━━ ENTRIES SUPPLIED ━━

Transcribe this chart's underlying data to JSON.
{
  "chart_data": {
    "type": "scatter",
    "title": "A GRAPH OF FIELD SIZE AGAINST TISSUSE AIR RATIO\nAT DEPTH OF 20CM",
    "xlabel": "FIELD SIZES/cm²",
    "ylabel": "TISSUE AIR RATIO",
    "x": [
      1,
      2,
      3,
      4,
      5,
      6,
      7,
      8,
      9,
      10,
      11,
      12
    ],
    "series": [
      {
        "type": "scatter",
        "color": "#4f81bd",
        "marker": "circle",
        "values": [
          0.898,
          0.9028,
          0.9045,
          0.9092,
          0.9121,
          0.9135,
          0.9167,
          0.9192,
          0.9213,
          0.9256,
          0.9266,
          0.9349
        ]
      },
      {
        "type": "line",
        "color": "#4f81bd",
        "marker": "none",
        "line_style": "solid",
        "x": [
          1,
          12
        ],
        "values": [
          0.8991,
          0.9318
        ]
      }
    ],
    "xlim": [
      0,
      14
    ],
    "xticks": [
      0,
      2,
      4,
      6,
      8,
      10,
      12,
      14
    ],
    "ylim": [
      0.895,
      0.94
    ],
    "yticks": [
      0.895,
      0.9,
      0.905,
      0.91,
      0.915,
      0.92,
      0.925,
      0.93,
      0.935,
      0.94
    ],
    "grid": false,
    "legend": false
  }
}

━━━

WHAT THE TASK ASKS: Extract the complete set of records unchanged.

RESULT OF THIS EXERCISE:
Transcribe this chart's underlying data to JSON.
{
  "chart_data": {
    "type": "scatter",
    "title": "A GRAPH OF FIELD SIZE AGAINST TISSUSE AIR RATIO\nAT DEPTH OF 20CM",
    "xlabel": "FIELD SIZES/cm²",
    "ylabel": "TISSUE AIR RATIO",
    "x": [
      1,
      2,
      3,
      4,
      5,
      6,
      7,
      8,
      9,
      10,
      11,
      12
    ],
    "series": [
      {
        "type": "scatter",
        "color": "#4f81bd",
        "marker": "circle",
        "values": [
          0.898,
          0.9028,
          0.9045,
          0.9092,
          0.9121,
          0.9135,
          0.9167,
          0.9192,
          0.9213,
          0.9256,
          0.9266,
          0.9349
        ]
      },
      {
        "type": "line",
        "color": "#4f81bd",
        "marker": "none",
        "line_style": "solid",
        "x": [
          1,
          12
        ],
        "values": [
          0.8991,
          0.9318
        ]
      }
    ],
    "xlim": [
      0,
      14
    ],
    "xticks": [
      0,
      2,
      4,
      6,
      8,
      10,
      12,
      14
    ],
    "ylim": [
      0.895,
      0.94
    ],
    "yticks": [
      0.895,
      0.9,
      0.905,
      0.91,
      0.915,
      0.92,
      0.925,
      0.93,
      0.935,
      0.94
    ],
    "grid": false,
    "legend": false
  }
}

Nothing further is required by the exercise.